Directive
Omit all images. Transcribe the rest of the material below exactly.

Source data

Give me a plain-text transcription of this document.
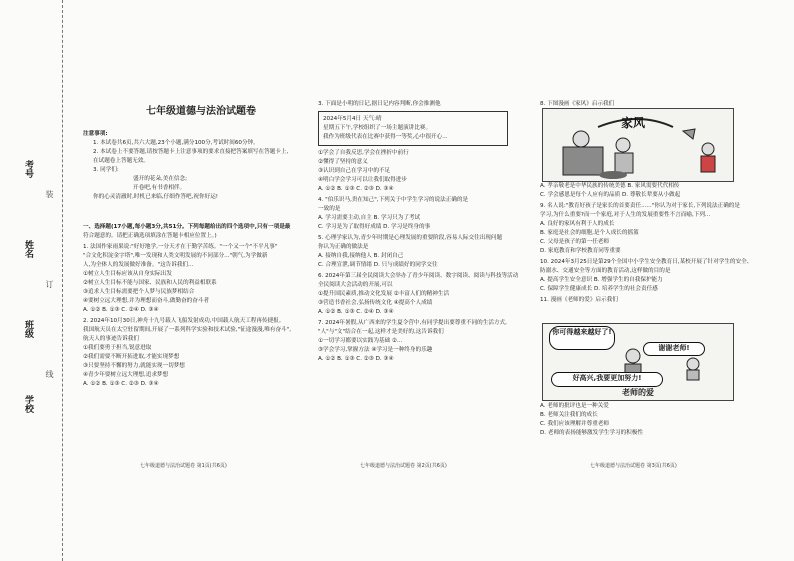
考号
姓名
班级
学校
装
订
线
七年级道德与法治试题卷

注意事项:

1. 本试卷共6页,共六大题,23个小题,满分100分,考试时间60分钟。

2. 本试卷上不要答题,请按答题卡上注意事项的要求直接把答案填写在答题卡上,

在试题卷上答题无效。

3. 同学们:

盛开的花朵,美在信念;

开卷吧,有书香相伴。

你的心灵清澈时,时机已来临,仔细作答吧,祝你好运!

一、选择题(17小题,每小题3分,共51分。下列每题给出的四个选项中,只有一项是最

符合题意的。请把正确选项填涂在答题卡相应位置上。)

1. 法国作家雨果说:"好好地学,一分天才在于勤学苦练。"一个又一个"不平凡事"

"合文化积淀金字塔",唯一发现和人类文明发展的不同部分..."朝气,为学做新

人,为全体人的发展做好准备。"这告诉我们...

①树立人生目标应该从自身实际出发

②树立人生目标不能与国家、民族和人民的利益相联系

③追求人生目标需要把个人梦与民族梦相结合

④要树立远大理想,并为理想而奋斗,做勤奋的奋斗者

A. ①② B. ①③ C. ②④ D. ③④

2. 2024年10月30日,神舟十九号载人飞船发射成功,中国载人航天工程再传捷报。

我国航天员在太空驻留期间,开展了一系列科学实验和技术试验,"征途漫漫,唯有奋斗",

航天人的事迹告诉我们

①我们要勇于担当,锐意进取

②我们需要不断开拓进取,才能实现梦想

③只要坚持不懈的努力,就能实现一切梦想

④青少年要树立远大理想,追求梦想

A. ①② B. ①③ C. ②③ D. ③④

3. 下面是小明的日记,据日记内容判断,你会推测他

2024年5月4日 天气:晴

星期五下午,学校组织了一场主题演讲比赛。

我作为班级代表在比赛中获得一等奖,心中很开心...

①学会了自我反思,学会在挫折中前行

②懂得了坚持的意义

③认识到自己在学习中的不足

④明白学会学习可以让我们取得进步

A. ①② B. ①③ C. ②③ D. ③④

4. "伯乐识马,贵在知己",下列关于中学生学习的说法正确的是

一致的是

A. 学习需要主动,自主 B. 学习只为了考试

C. 学习是为了取得好成绩 D. 学习是终身的事

5. 心理学家认为,青少年时期是心理发展的重要阶段,容易人际交往出现问题

你认为正确的做法是

A. 接纳自我,接纳他人 B. 封闭自己

C. 合理宣泄,调节情绪 D. 只与成绩好的同学交往

6. 2024年第三届全民阅读大会举办了青少年阅读、数字阅读、阅读与科技等活动

全民阅读大会活动的开展,可以

①提升国民素质,推动文化发展 ②丰富人们的精神生活

③营造书香社会,弘扬传统文化 ④提高个人成绩

A. ①② B. ①③ C. ②④ D. ③④

7. 2024年暑假,从广西来的学生夏令营中,有同学提出要尊重不同的生活方式,

"人"与"文"结合在一起,这样才是美好的,这告诉我们

①一切学习都要以实践为基础 ②...

③学会学习,掌握方法 ④学习是一种终身的乐趣

A. ①② B. ①③ C. ②③ D. ③④

8. 下图漫画《家风》启示我们

家风

A. 孝亲敬老是中华民族的传统美德 B. 家风需要代代相传

C. 学会感恩是每个人应有的品质 D. 尊敬长辈要从小做起

9. 名人说:"教育好孩子是家长的首要责任......"你认为对于家长,下列说法正确的是

学习,为什么重要?而一个家庭,对于人生的发展重要性不言而喻,下列...

A. 良好的家风有利于人的成长

B. 家庭是社会的细胞,是个人成长的摇篮

C. 父母是孩子的第一任老师

D. 家庭教育和学校教育同等重要

10. 2024年3月25日是第29个全国中小学生安全教育日,某校开展了针对学生的安全、

防溺水、交通安全等方面的教育活动,这样做的目的是

A. 提高学生安全意识 B. 增强学生的自我保护能力

C. 保障学生健康成长 D. 培养学生的社会责任感

11. 漫画《老师的爱》启示我们

你可得越来越好了!
谢谢老师!
好高兴,我要更加努力!
老师的爱

A. 老师的批评也是一种关爱

B. 老师关注我们的成长

C. 我们应该理解并尊重老师

D. 老师的表扬能够激发学生学习的积极性

七年级道德与法治试题卷 第1页(共6页)	七年级道德与法治试题卷 第2页(共6页)	七年级道德与法治试题卷 第3页(共6页)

Answer to this task
Give me a plain-text transcription of this document.
考号
姓名
班级
学校
装
订
线
七年级道德与法治试题卷

注意事项:

1. 本试卷共6页,共六大题,23个小题,满分100分,考试时间60分钟。

2. 本试卷上不要答题,请按答题卡上注意事项的要求直接把答案填写在答题卡上,

在试题卷上答题无效。

3. 同学们:

盛开的花朵,美在信念;

开卷吧,有书香相伴。

你的心灵清澈时,时机已来临,仔细作答吧,祝你好运!

一、选择题(17小题,每小题3分,共51分。下列每题给出的四个选项中,只有一项是最

符合题意的。请把正确选项填涂在答题卡相应位置上。)

1. 法国作家雨果说:"好好地学,一分天才在于勤学苦练。"一个又一个"不平凡事"

"合文化积淀金字塔",唯一发现和人类文明发展的不同部分..."朝气,为学做新

人,为全体人的发展做好准备。"这告诉我们...

①树立人生目标应该从自身实际出发

②树立人生目标不能与国家、民族和人民的利益相联系

③追求人生目标需要把个人梦与民族梦相结合

④要树立远大理想,并为理想而奋斗,做勤奋的奋斗者

A. ①② B. ①③ C. ②④ D. ③④

2. 2024年10月30日,神舟十九号载人飞船发射成功,中国载人航天工程再传捷报。

我国航天员在太空驻留期间,开展了一系列科学实验和技术试验,"征途漫漫,唯有奋斗",

航天人的事迹告诉我们

①我们要勇于担当,锐意进取

②我们需要不断开拓进取,才能实现梦想

③只要坚持不懈的努力,就能实现一切梦想

④青少年要树立远大理想,追求梦想

A. ①② B. ①③ C. ②③ D. ③④

3. 下面是小明的日记,据日记内容判断,你会推测他

2024年5月4日 天气:晴

星期五下午,学校组织了一场主题演讲比赛。

我作为班级代表在比赛中获得一等奖,心中很开心...

①学会了自我反思,学会在挫折中前行

②懂得了坚持的意义

③认识到自己在学习中的不足

④明白学会学习可以让我们取得进步

A. ①② B. ①③ C. ②③ D. ③④

4. "伯乐识马,贵在知己",下列关于中学生学习的说法正确的是

一致的是

A. 学习需要主动,自主 B. 学习只为了考试

C. 学习是为了取得好成绩 D. 学习是终身的事

5. 心理学家认为,青少年时期是心理发展的重要阶段,容易人际交往出现问题

你认为正确的做法是

A. 接纳自我,接纳他人 B. 封闭自己

C. 合理宣泄,调节情绪 D. 只与成绩好的同学交往

6. 2024年第三届全民阅读大会举办了青少年阅读、数字阅读、阅读与科技等活动

全民阅读大会活动的开展,可以

①提升国民素质,推动文化发展 ②丰富人们的精神生活

③营造书香社会,弘扬传统文化 ④提高个人成绩

A. ①② B. ①③ C. ②④ D. ③④

7. 2024年暑假,从广西来的学生夏令营中,有同学提出要尊重不同的生活方式,

"人"与"文"结合在一起,这样才是美好的,这告诉我们

①一切学习都要以实践为基础 ②...

③学会学习,掌握方法 ④学习是一种终身的乐趣

A. ①② B. ①③ C. ②③ D. ③④

8. 下图漫画《家风》启示我们

家风

A. 孝亲敬老是中华民族的传统美德 B. 家风需要代代相传

C. 学会感恩是每个人应有的品质 D. 尊敬长辈要从小做起

9. 名人说:"教育好孩子是家长的首要责任......"你认为对于家长,下列说法正确的是

学习,为什么重要?而一个家庭,对于人生的发展重要性不言而喻,下列...

A. 良好的家风有利于人的成长

B. 家庭是社会的细胞,是个人成长的摇篮

C. 父母是孩子的第一任老师

D. 家庭教育和学校教育同等重要

10. 2024年3月25日是第29个全国中小学生安全教育日,某校开展了针对学生的安全、

防溺水、交通安全等方面的教育活动,这样做的目的是

A. 提高学生安全意识 B. 增强学生的自我保护能力

C. 保障学生健康成长 D. 培养学生的社会责任感

11. 漫画《老师的爱》启示我们

你可得越来越好了!
谢谢老师!
好高兴,我要更加努力!
老师的爱

A. 老师的批评也是一种关爱

B. 老师关注我们的成长

C. 我们应该理解并尊重老师

D. 老师的表扬能够激发学生学习的积极性

七年级道德与法治试题卷 第1页(共6页)	七年级道德与法治试题卷 第2页(共6页)	七年级道德与法治试题卷 第3页(共6页)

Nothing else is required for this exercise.